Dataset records
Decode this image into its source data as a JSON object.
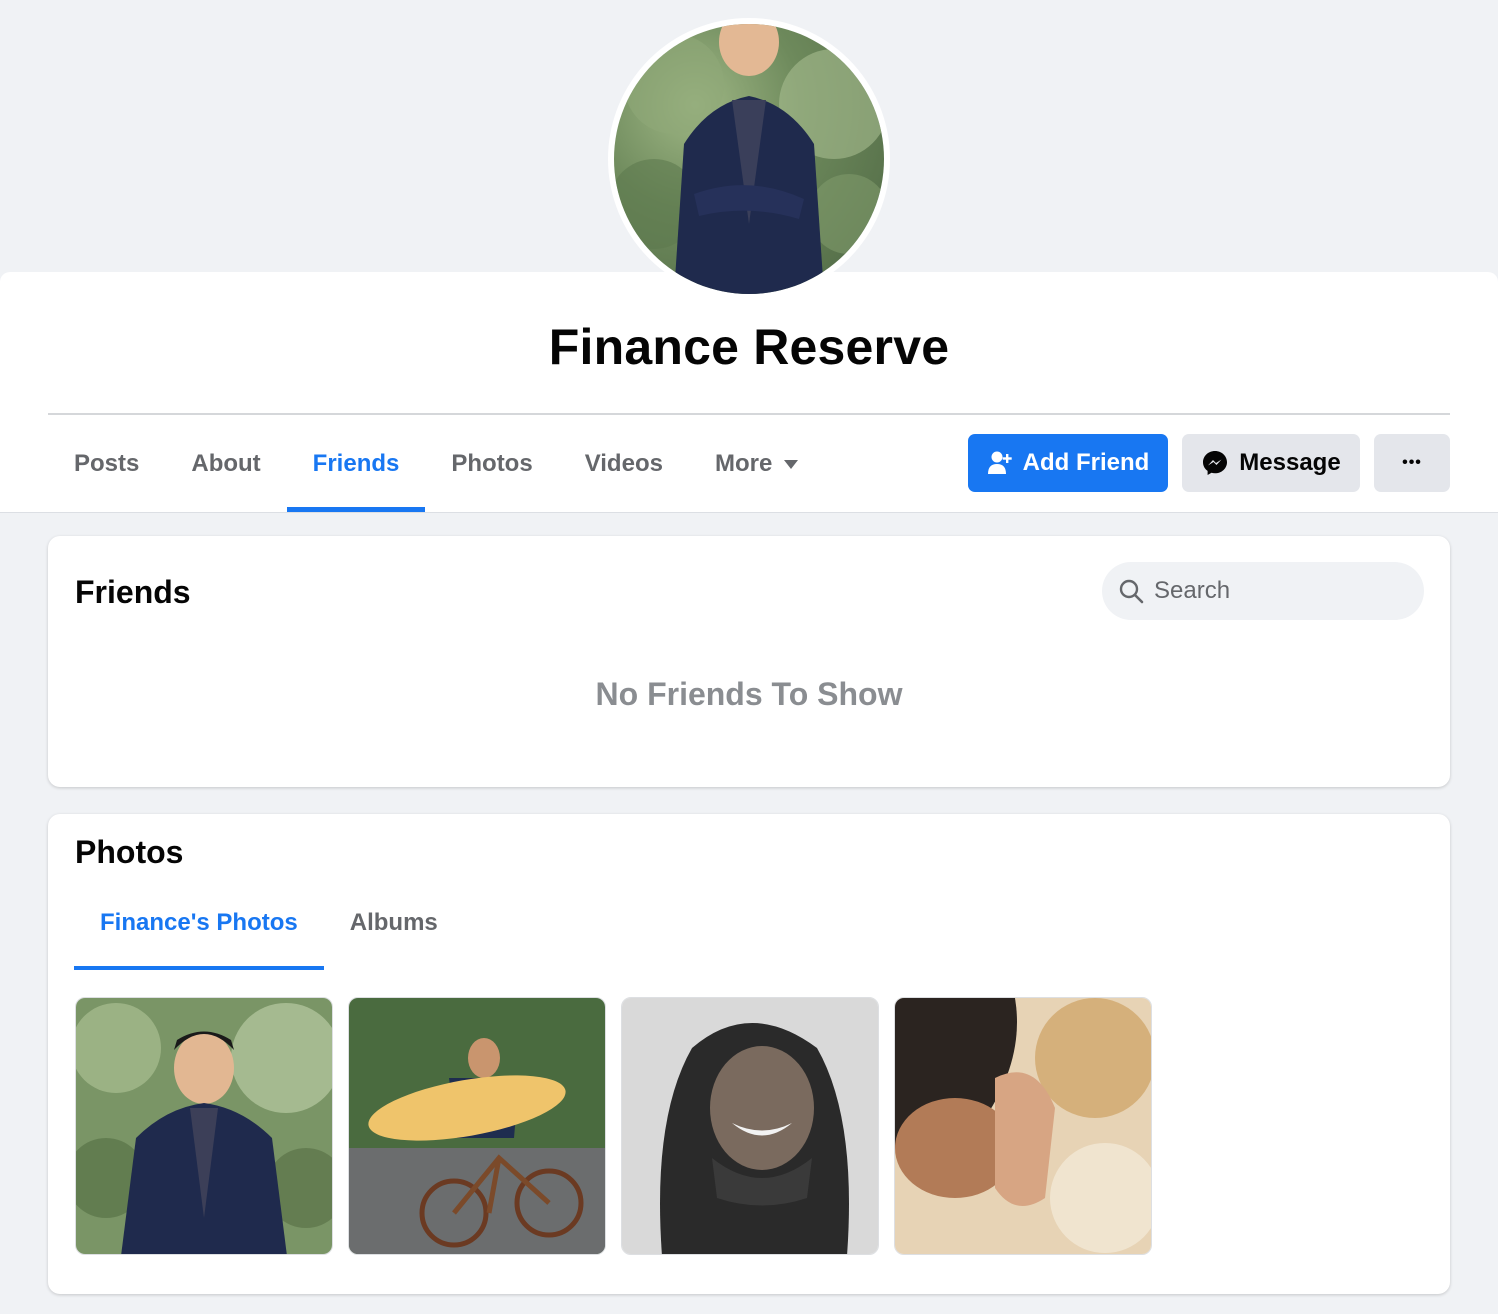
{
  "profile": {
    "name": "Finance Reserve"
  },
  "nav": {
    "tabs": [
      {
        "label": "Posts",
        "active": false
      },
      {
        "label": "About",
        "active": false
      },
      {
        "label": "Friends",
        "active": true
      },
      {
        "label": "Photos",
        "active": false
      },
      {
        "label": "Videos",
        "active": false
      },
      {
        "label": "More",
        "active": false
      }
    ]
  },
  "actions": {
    "add_friend_label": "Add Friend",
    "message_label": "Message",
    "more_label": "•••"
  },
  "friends_section": {
    "title": "Friends",
    "search_placeholder": "Search",
    "empty_message": "No Friends To Show"
  },
  "photos_section": {
    "title": "Photos",
    "tabs": [
      {
        "label": "Finance's Photos",
        "active": true
      },
      {
        "label": "Albums",
        "active": false
      }
    ],
    "photos": [
      "man-in-suit",
      "man-with-surfboard-on-bike",
      "man-with-dreadlocks",
      "person-praying"
    ]
  },
  "colors": {
    "accent": "#1877f2",
    "background": "#f0f2f5",
    "secondary_button": "#e4e6eb",
    "muted_text": "#65676b"
  }
}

## Requirements
Print each of the records above exactly as written, leaving no picture in the copy.

## Answer to the exercise
Decode this image into its source data as a JSON object.
{
  "profile": {
    "name": "Finance Reserve"
  },
  "nav": {
    "tabs": [
      {
        "label": "Posts",
        "active": false
      },
      {
        "label": "About",
        "active": false
      },
      {
        "label": "Friends",
        "active": true
      },
      {
        "label": "Photos",
        "active": false
      },
      {
        "label": "Videos",
        "active": false
      },
      {
        "label": "More",
        "active": false
      }
    ]
  },
  "actions": {
    "add_friend_label": "Add Friend",
    "message_label": "Message",
    "more_label": "•••"
  },
  "friends_section": {
    "title": "Friends",
    "search_placeholder": "Search",
    "empty_message": "No Friends To Show"
  },
  "photos_section": {
    "title": "Photos",
    "tabs": [
      {
        "label": "Finance's Photos",
        "active": true
      },
      {
        "label": "Albums",
        "active": false
      }
    ],
    "photos": [
      "man-in-suit",
      "man-with-surfboard-on-bike",
      "man-with-dreadlocks",
      "person-praying"
    ]
  },
  "colors": {
    "accent": "#1877f2",
    "background": "#f0f2f5",
    "secondary_button": "#e4e6eb",
    "muted_text": "#65676b"
  }
}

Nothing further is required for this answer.